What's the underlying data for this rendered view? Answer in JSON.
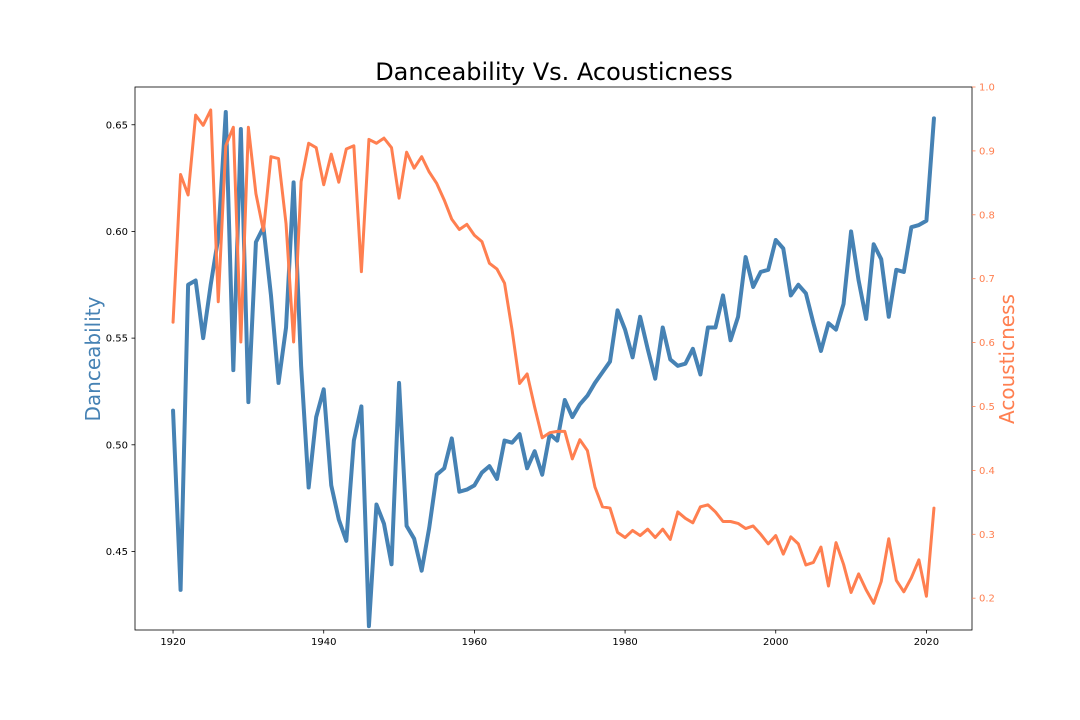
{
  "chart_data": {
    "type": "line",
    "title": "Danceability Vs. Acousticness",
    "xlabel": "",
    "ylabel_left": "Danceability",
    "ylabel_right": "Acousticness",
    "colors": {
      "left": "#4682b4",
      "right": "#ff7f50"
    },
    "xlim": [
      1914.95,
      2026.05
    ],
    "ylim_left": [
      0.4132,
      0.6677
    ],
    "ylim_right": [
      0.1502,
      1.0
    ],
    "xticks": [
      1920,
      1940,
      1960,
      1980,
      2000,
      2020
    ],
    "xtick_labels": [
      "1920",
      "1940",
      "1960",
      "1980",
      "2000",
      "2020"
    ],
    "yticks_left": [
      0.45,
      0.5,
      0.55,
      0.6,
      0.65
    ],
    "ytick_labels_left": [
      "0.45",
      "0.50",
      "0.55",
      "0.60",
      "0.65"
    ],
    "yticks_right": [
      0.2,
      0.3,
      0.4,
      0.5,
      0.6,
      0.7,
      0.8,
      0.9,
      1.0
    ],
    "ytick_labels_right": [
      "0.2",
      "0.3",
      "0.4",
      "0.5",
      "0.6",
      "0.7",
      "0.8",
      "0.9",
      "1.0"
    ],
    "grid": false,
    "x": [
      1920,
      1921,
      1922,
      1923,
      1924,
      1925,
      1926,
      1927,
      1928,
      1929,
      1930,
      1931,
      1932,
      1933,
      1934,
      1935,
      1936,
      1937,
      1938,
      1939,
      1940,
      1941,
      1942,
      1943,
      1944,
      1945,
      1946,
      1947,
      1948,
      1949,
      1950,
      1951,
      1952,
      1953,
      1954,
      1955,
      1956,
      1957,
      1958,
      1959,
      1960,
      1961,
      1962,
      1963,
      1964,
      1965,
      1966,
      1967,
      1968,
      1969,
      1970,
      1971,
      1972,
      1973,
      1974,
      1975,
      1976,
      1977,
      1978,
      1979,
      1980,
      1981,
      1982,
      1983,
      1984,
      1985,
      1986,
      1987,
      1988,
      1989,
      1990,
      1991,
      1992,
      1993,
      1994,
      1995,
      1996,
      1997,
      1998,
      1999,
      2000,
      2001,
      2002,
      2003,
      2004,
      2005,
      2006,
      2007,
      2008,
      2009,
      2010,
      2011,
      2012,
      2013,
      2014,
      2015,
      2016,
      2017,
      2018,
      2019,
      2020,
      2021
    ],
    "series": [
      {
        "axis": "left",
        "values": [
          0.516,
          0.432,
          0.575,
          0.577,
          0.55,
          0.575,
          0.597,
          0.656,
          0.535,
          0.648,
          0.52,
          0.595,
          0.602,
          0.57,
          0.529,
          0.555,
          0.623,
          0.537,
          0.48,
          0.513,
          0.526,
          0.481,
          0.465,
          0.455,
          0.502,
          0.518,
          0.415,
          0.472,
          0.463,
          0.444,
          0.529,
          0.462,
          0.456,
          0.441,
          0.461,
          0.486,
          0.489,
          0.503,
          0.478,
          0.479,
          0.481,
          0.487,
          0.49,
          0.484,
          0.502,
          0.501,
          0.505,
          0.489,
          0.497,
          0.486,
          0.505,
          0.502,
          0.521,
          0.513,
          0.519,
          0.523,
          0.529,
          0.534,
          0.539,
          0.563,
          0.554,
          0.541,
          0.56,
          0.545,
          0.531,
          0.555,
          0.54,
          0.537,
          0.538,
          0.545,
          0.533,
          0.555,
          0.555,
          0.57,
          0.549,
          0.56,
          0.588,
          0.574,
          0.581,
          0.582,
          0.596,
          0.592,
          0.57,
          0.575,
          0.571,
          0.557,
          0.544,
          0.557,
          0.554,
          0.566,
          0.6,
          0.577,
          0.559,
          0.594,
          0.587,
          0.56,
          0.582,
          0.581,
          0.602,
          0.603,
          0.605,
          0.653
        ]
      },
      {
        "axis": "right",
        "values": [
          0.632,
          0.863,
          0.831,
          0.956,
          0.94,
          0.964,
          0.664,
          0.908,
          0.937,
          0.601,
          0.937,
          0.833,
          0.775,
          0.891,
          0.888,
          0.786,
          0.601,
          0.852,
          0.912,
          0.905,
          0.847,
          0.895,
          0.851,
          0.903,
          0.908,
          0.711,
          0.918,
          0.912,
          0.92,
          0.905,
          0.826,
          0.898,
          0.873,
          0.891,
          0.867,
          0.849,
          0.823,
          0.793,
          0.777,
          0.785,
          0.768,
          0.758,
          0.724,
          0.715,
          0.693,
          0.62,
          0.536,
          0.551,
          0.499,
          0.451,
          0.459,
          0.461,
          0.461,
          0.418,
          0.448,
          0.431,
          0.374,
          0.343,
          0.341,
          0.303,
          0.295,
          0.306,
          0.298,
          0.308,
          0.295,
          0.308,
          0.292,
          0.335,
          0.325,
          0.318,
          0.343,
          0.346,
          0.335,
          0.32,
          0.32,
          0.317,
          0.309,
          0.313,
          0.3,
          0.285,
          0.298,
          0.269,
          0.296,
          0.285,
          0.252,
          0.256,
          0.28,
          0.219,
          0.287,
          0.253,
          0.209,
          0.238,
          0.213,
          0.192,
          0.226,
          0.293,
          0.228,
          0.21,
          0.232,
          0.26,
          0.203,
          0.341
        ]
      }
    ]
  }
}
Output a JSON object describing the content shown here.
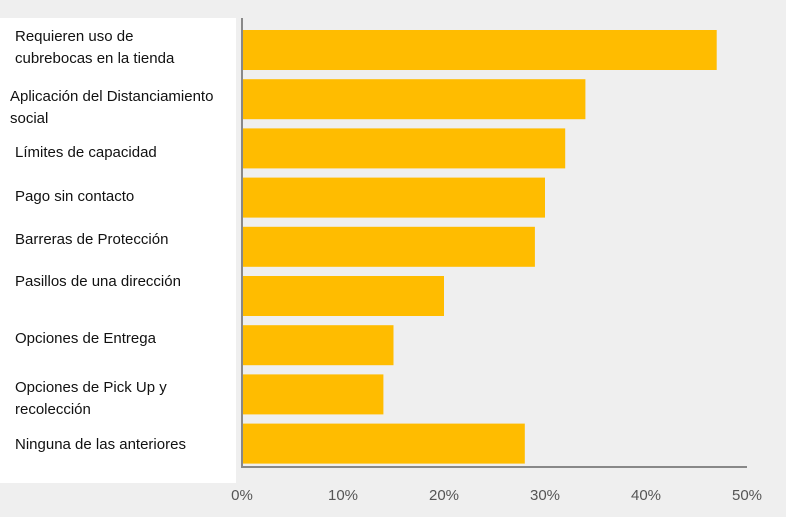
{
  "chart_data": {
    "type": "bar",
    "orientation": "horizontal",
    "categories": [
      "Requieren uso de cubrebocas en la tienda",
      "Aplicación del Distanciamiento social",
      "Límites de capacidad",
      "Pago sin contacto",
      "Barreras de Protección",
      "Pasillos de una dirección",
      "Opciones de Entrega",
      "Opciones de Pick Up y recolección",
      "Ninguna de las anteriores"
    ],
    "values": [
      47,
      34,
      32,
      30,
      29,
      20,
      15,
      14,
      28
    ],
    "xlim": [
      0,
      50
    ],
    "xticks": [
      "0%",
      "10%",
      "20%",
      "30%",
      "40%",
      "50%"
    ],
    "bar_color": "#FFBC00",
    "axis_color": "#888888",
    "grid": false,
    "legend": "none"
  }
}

########

Copy the lines from the entries above in which the word "JSON" appears.

- The output -
What's the underlying data for this rendered view? Answer in JSON.
Output a JSON object describing the content shown here.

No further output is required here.